▶ PROBLEM TO WORK ON
Reproduce the records below in full and exactly, without their images.

▶ MATERIAL TO PROCESS
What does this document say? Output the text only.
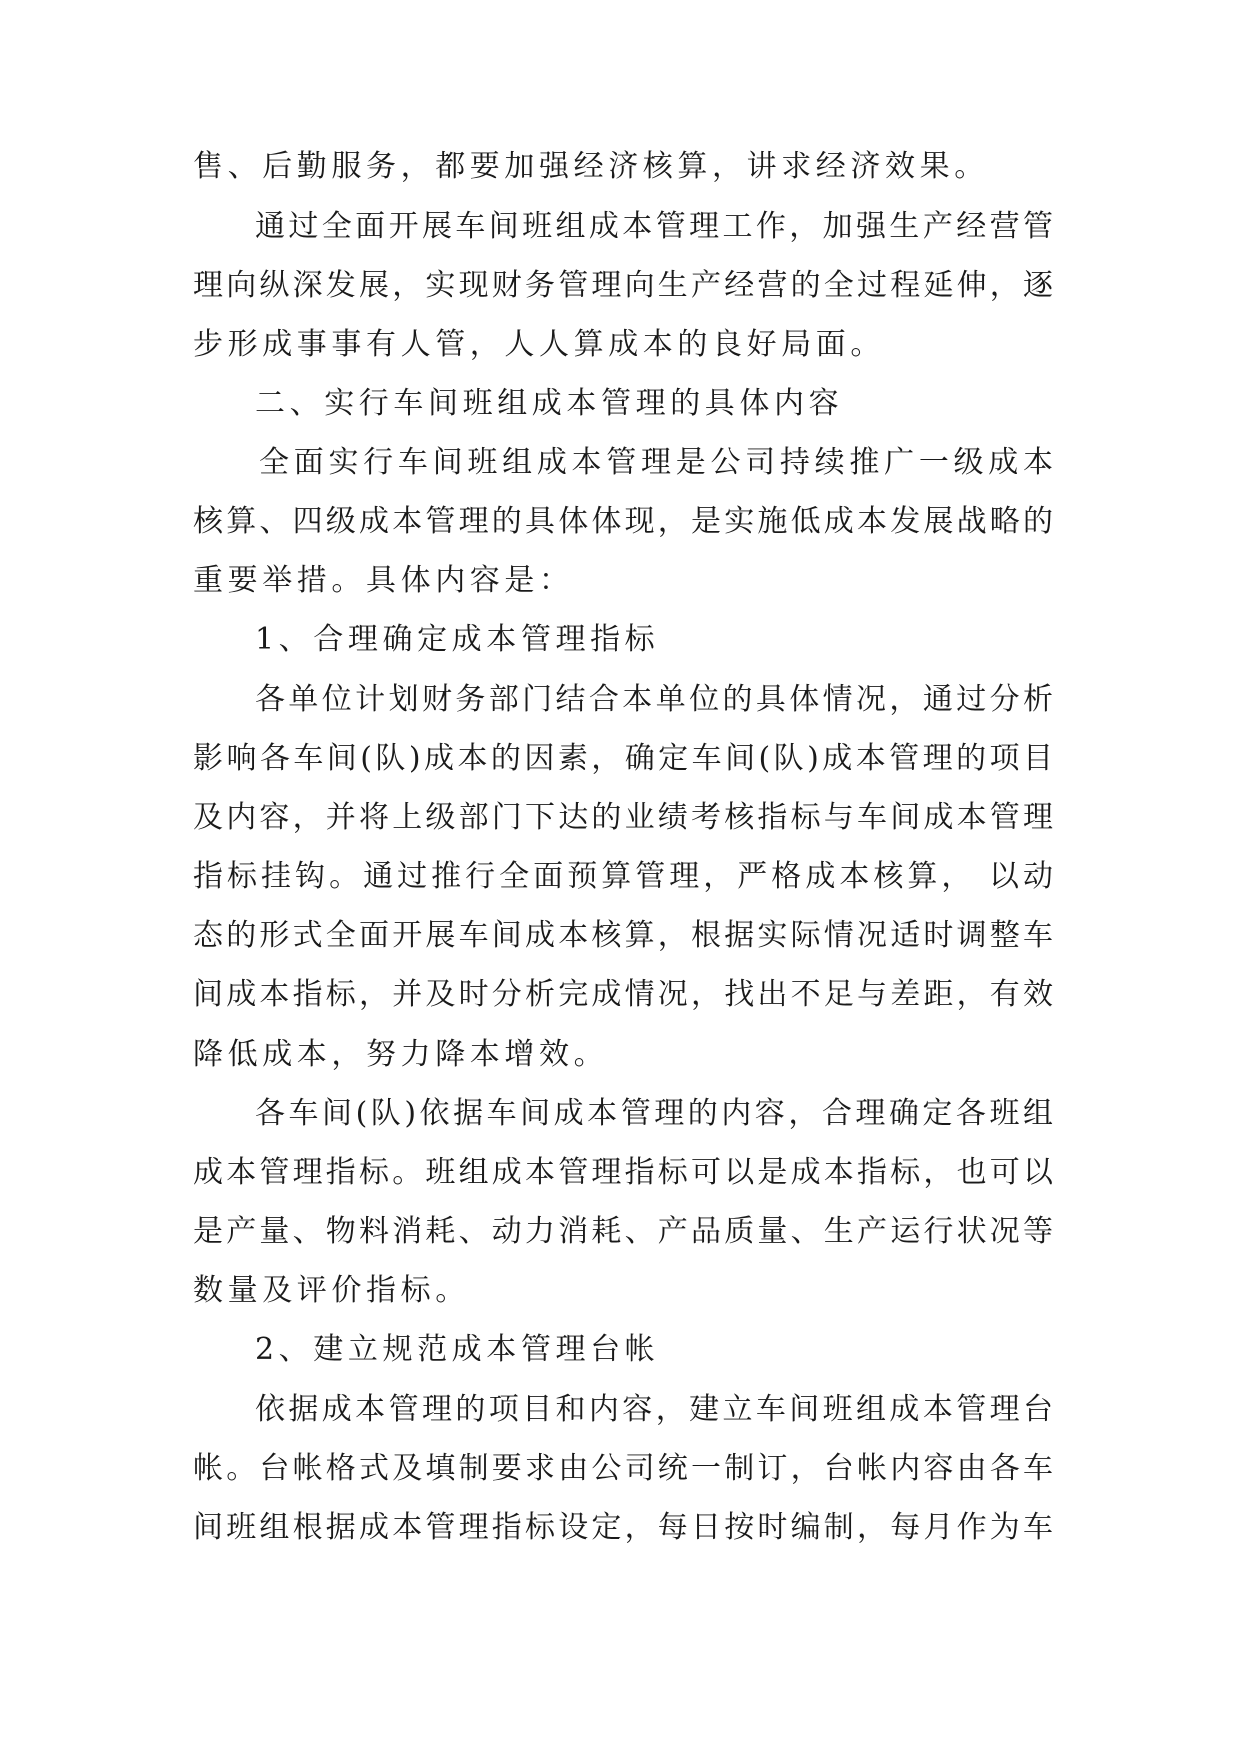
售、后勤服务，都要加强经济核算，讲求经济效果。
通过全面开展车间班组成本管理工作，加强生产经营管
理向纵深发展，实现财务管理向生产经营的全过程延伸，逐
步形成事事有人管，人人算成本的良好局面。
二、实行车间班组成本管理的具体内容
全面实行车间班组成本管理是公司持续推广一级成本
核算、四级成本管理的具体体现，是实施低成本发展战略的
重要举措。具体内容是：
1、合理确定成本管理指标
各单位计划财务部门结合本单位的具体情况，通过分析
影响各车间(队)成本的因素，确定车间(队)成本管理的项目
及内容，并将上级部门下达的业绩考核指标与车间成本管理
指标挂钩。通过推行全面预算管理，严格成本核算， 以动
态的形式全面开展车间成本核算，根据实际情况适时调整车
间成本指标，并及时分析完成情况，找出不足与差距，有效
降低成本，努力降本增效。
各车间(队)依据车间成本管理的内容，合理确定各班组
成本管理指标。班组成本管理指标可以是成本指标，也可以
是产量、物料消耗、动力消耗、产品质量、生产运行状况等
数量及评价指标。
2、建立规范成本管理台帐
依据成本管理的项目和内容，建立车间班组成本管理台
帐。台帐格式及填制要求由公司统一制订，台帐内容由各车
间班组根据成本管理指标设定，每日按时编制，每月作为车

▶ WRITTEN RESPONSE
What does this document say? Output the text only.
售、后勤服务，都要加强经济核算，讲求经济效果。
通过全面开展车间班组成本管理工作，加强生产经营管
理向纵深发展，实现财务管理向生产经营的全过程延伸，逐
步形成事事有人管，人人算成本的良好局面。
二、实行车间班组成本管理的具体内容
全面实行车间班组成本管理是公司持续推广一级成本
核算、四级成本管理的具体体现，是实施低成本发展战略的
重要举措。具体内容是：
1、合理确定成本管理指标
各单位计划财务部门结合本单位的具体情况，通过分析
影响各车间(队)成本的因素，确定车间(队)成本管理的项目
及内容，并将上级部门下达的业绩考核指标与车间成本管理
指标挂钩。通过推行全面预算管理，严格成本核算， 以动
态的形式全面开展车间成本核算，根据实际情况适时调整车
间成本指标，并及时分析完成情况，找出不足与差距，有效
降低成本，努力降本增效。
各车间(队)依据车间成本管理的内容，合理确定各班组
成本管理指标。班组成本管理指标可以是成本指标，也可以
是产量、物料消耗、动力消耗、产品质量、生产运行状况等
数量及评价指标。
2、建立规范成本管理台帐
依据成本管理的项目和内容，建立车间班组成本管理台
帐。台帐格式及填制要求由公司统一制订，台帐内容由各车
间班组根据成本管理指标设定，每日按时编制，每月作为车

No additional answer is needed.